Task requirements: Gather every line that includes the word "wise", please.

# # # #

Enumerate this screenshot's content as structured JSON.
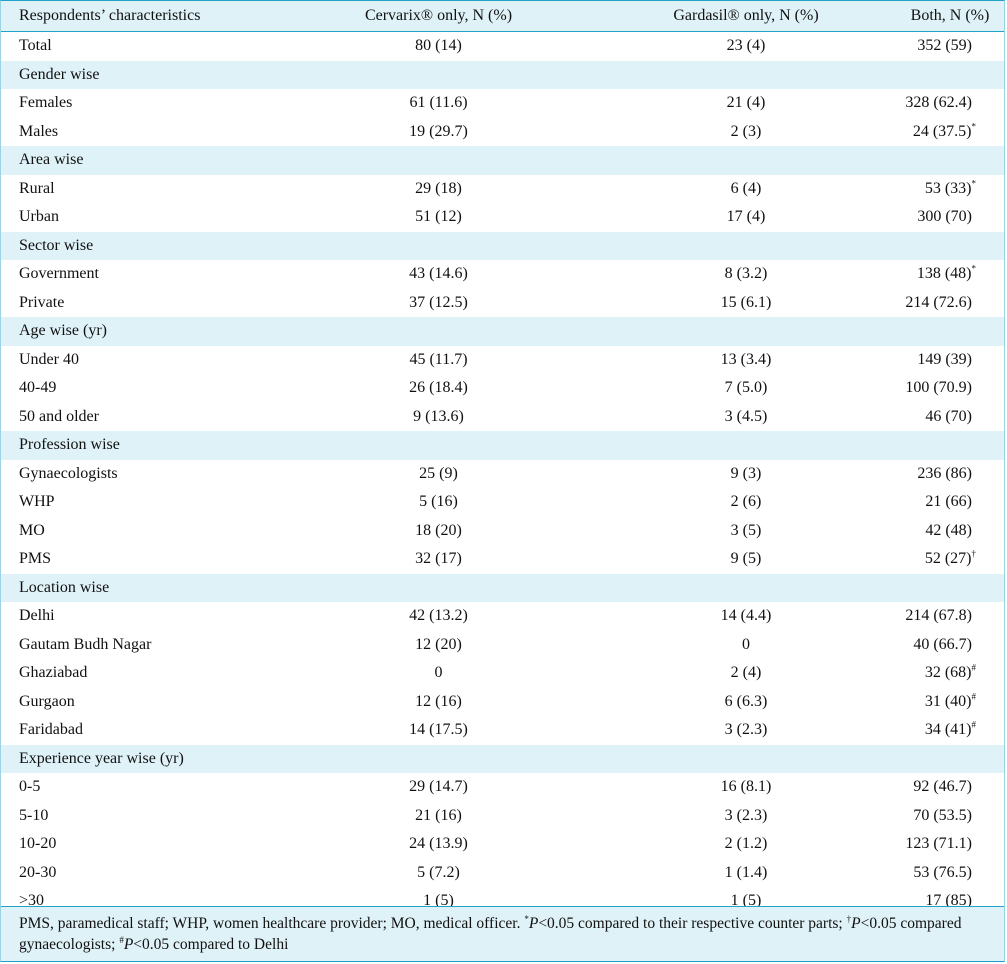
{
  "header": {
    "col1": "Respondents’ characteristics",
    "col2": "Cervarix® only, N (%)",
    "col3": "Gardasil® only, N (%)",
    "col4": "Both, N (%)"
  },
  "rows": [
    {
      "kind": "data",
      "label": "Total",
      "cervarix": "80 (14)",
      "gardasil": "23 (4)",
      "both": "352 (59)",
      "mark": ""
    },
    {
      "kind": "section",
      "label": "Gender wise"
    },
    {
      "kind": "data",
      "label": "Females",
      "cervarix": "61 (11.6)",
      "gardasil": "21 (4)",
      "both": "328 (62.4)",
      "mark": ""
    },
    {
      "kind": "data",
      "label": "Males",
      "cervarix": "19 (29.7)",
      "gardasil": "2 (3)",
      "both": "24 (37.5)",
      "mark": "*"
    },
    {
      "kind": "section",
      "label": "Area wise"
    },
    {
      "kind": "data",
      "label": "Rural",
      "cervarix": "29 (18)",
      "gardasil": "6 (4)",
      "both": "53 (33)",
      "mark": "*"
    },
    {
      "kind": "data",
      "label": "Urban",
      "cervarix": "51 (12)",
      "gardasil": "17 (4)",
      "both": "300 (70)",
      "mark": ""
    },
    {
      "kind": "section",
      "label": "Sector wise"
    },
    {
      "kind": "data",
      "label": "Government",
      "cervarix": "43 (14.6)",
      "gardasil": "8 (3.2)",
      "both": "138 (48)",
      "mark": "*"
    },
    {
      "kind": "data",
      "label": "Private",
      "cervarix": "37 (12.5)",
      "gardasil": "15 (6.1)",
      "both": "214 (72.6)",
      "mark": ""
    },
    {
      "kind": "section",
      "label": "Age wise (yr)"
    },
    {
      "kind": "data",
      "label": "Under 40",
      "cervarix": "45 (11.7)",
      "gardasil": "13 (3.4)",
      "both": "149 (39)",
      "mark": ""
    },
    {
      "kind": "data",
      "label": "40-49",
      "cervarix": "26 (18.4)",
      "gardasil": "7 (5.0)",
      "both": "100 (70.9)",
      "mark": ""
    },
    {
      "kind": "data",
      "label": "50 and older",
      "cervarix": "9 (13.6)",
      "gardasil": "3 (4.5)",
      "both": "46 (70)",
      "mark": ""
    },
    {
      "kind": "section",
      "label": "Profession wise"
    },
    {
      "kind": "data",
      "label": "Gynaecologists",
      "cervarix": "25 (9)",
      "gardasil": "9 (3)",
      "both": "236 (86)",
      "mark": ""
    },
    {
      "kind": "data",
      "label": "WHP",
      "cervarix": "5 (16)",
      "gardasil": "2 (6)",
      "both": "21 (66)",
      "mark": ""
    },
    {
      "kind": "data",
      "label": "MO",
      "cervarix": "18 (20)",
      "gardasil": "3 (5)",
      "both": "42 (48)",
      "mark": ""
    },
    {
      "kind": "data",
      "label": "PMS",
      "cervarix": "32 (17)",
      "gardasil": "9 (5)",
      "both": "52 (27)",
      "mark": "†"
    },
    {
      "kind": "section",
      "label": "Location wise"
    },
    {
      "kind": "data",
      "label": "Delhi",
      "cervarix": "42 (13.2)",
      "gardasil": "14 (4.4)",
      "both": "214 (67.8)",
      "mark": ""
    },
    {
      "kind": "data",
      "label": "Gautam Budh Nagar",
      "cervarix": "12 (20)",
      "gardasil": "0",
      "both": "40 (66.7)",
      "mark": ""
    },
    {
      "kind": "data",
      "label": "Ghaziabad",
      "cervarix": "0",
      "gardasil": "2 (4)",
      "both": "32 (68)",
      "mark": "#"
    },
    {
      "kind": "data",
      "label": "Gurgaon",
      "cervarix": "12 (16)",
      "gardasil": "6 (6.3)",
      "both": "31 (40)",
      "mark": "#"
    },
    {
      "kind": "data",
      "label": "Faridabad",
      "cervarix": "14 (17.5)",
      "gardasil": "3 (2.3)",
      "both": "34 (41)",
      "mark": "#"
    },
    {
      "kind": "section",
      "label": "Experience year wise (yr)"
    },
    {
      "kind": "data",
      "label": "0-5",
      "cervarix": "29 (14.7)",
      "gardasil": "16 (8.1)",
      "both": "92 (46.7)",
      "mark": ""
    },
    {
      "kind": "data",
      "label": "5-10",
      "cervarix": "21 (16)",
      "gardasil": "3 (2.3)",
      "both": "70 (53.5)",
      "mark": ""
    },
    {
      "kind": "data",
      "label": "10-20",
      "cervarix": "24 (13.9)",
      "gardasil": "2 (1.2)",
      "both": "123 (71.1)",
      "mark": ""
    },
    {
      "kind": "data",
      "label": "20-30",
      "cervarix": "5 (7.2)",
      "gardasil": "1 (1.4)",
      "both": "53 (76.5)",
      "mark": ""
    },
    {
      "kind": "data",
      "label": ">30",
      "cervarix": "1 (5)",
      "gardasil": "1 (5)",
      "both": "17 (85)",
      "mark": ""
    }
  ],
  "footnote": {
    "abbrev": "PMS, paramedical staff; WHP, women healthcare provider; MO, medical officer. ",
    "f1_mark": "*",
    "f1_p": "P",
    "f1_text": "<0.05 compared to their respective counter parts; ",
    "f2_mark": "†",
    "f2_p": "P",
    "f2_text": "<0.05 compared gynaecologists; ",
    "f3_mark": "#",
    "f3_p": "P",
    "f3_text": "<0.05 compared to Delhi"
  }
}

# # # #

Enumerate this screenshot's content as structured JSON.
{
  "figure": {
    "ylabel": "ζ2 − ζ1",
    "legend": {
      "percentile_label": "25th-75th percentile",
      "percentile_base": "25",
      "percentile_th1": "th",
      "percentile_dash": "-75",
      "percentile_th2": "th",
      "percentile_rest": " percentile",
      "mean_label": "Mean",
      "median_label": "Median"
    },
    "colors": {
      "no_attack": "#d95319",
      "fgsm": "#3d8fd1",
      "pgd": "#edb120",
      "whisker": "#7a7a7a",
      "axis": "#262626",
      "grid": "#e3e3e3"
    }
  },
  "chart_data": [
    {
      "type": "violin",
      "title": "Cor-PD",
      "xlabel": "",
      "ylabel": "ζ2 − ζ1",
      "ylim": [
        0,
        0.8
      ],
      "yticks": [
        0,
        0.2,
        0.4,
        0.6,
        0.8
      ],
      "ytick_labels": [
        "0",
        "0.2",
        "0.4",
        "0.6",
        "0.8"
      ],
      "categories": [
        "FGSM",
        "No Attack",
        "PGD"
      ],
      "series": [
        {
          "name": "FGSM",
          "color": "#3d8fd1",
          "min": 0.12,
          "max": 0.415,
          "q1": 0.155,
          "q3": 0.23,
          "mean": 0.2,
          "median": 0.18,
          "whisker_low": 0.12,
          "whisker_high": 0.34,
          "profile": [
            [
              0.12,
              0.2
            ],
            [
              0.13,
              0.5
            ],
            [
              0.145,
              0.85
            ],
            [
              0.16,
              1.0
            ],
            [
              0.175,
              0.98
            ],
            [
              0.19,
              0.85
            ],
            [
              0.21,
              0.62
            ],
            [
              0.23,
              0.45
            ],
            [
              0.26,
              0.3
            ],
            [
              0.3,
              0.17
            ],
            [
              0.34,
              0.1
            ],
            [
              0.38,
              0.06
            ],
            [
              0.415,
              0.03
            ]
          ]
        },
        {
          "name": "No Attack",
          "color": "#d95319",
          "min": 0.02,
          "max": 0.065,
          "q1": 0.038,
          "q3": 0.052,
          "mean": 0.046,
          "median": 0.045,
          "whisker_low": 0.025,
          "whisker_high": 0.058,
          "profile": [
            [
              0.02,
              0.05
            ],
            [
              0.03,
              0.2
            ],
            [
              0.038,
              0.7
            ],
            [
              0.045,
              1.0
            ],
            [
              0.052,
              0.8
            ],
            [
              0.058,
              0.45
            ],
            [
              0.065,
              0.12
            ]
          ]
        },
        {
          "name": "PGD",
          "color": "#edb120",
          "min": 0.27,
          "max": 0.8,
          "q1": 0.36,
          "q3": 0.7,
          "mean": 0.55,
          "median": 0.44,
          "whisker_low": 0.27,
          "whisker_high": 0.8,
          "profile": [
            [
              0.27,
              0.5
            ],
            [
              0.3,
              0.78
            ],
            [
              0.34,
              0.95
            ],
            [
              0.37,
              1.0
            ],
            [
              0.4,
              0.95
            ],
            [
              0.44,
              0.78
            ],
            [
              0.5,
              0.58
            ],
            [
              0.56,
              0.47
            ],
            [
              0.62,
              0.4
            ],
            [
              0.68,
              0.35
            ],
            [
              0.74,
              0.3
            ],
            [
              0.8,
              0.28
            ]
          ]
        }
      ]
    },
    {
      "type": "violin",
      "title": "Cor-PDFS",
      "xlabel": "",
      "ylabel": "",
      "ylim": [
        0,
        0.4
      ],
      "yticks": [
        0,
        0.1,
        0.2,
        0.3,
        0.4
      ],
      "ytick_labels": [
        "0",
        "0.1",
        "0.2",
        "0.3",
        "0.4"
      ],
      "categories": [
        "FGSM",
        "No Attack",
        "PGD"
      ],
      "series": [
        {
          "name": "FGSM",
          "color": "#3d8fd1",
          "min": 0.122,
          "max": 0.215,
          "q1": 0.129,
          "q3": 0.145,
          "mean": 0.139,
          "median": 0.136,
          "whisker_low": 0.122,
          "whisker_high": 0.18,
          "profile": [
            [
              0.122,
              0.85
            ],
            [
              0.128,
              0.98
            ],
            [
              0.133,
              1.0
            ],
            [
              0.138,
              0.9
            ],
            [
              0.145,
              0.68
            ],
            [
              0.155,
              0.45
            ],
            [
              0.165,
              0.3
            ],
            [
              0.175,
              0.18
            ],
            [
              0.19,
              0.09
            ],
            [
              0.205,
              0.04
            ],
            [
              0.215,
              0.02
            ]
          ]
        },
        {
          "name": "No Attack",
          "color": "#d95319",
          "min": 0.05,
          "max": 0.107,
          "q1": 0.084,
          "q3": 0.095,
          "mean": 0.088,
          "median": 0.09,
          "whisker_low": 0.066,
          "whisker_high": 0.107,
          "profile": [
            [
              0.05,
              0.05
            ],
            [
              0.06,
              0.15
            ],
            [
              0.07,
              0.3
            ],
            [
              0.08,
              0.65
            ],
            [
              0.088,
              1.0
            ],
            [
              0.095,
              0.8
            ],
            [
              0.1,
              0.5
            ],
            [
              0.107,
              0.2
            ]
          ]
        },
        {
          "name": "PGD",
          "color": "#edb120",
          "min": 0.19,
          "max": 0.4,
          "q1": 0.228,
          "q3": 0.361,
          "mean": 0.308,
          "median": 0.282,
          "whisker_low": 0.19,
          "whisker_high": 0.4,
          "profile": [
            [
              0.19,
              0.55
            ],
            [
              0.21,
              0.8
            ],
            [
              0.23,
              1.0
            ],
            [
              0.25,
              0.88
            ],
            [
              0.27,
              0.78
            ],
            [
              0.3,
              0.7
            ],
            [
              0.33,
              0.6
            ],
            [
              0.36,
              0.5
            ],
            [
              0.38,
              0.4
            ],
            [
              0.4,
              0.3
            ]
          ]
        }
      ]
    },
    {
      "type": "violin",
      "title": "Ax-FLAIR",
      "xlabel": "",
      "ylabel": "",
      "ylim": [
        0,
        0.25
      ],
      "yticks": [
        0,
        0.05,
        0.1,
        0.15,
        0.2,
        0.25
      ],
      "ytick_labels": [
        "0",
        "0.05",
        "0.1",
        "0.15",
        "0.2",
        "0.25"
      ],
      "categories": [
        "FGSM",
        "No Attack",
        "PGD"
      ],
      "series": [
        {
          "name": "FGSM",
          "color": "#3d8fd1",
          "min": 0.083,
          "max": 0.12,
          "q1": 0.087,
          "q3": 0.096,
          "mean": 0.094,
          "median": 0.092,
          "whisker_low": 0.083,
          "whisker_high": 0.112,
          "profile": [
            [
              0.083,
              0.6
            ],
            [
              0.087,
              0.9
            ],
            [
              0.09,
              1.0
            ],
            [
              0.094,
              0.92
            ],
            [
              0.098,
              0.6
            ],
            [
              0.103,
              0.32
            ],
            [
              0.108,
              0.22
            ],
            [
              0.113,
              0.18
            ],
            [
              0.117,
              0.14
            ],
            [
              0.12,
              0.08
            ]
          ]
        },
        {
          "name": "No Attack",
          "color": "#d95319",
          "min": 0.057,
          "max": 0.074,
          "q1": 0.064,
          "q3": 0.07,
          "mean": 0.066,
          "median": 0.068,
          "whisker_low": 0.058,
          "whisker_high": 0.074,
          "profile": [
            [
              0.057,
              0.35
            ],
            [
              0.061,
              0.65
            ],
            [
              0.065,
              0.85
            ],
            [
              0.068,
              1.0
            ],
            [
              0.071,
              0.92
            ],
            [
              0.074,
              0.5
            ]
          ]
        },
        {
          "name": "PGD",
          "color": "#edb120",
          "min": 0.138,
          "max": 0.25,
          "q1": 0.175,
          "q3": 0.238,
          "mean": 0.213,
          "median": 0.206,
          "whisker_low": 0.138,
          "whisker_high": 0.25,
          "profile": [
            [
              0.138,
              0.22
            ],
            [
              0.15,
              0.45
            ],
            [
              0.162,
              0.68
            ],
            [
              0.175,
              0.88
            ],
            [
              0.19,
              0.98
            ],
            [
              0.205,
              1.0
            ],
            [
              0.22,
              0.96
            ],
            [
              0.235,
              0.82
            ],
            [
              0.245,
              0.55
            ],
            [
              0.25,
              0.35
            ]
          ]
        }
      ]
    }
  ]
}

# # # #

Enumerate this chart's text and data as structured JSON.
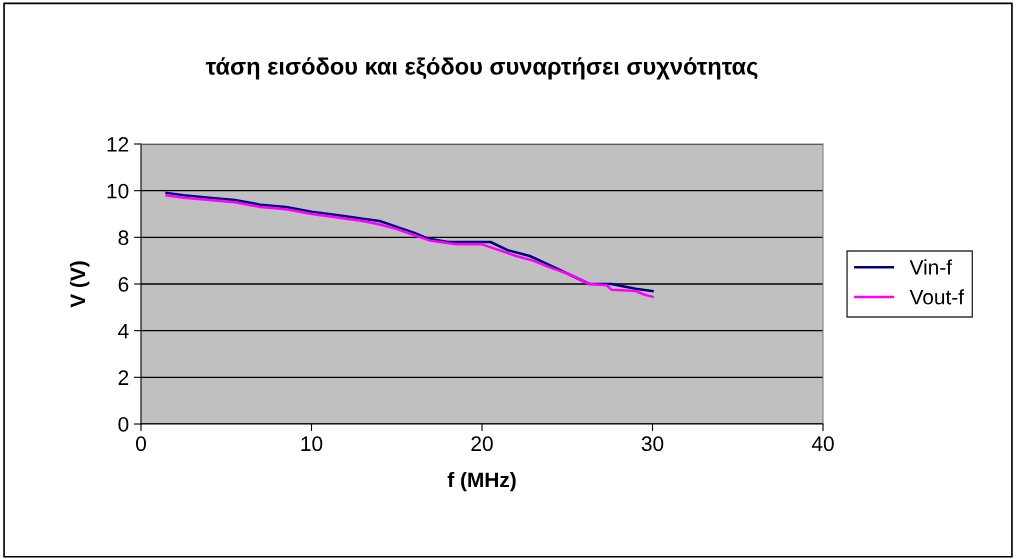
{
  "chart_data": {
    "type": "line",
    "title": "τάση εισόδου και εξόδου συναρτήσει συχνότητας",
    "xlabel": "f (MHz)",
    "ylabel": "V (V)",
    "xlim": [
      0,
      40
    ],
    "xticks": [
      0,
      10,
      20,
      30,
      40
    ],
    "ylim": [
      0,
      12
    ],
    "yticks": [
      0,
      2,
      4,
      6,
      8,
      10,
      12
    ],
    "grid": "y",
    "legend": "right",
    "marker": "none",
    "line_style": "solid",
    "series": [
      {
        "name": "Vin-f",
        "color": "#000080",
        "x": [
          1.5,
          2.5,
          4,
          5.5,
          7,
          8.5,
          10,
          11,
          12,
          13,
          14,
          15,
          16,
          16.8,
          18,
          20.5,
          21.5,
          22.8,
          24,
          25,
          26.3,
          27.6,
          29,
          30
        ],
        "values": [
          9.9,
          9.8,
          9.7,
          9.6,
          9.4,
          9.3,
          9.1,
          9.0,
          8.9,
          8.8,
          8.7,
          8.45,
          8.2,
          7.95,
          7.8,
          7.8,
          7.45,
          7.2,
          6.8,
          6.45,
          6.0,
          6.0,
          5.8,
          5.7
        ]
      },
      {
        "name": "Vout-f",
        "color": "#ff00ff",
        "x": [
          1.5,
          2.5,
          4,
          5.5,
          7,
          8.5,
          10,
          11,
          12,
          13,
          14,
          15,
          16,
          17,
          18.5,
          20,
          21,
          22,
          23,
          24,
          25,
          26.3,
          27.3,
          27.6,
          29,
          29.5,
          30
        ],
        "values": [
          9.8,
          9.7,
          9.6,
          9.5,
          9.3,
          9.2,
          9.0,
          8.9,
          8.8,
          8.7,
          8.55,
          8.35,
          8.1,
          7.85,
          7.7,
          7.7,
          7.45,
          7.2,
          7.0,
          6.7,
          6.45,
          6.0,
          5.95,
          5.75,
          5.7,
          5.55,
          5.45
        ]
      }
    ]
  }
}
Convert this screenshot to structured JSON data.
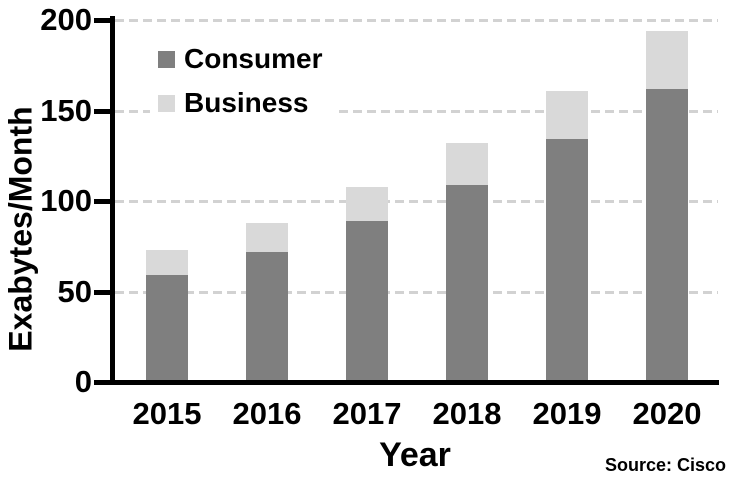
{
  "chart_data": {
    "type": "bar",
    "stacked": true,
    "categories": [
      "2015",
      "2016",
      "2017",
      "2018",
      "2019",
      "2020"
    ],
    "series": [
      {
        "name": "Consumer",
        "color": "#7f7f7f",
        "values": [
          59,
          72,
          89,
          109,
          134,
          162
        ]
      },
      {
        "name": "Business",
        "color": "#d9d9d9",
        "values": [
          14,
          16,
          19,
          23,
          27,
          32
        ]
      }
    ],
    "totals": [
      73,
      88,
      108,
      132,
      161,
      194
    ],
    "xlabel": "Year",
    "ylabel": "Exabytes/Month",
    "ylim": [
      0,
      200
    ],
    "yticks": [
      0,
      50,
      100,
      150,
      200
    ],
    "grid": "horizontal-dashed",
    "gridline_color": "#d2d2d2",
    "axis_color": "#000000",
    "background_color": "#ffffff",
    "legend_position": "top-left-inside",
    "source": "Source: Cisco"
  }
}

# # # #

Correct answer:
      "label": "Gender wise"
      "label": "Area wise"
      "label": "Sector wise"
      "label": "Age wise (yr)"
      "label": "Profession wise"
      "label": "Location wise"
      "label": "Experience year wise (yr)"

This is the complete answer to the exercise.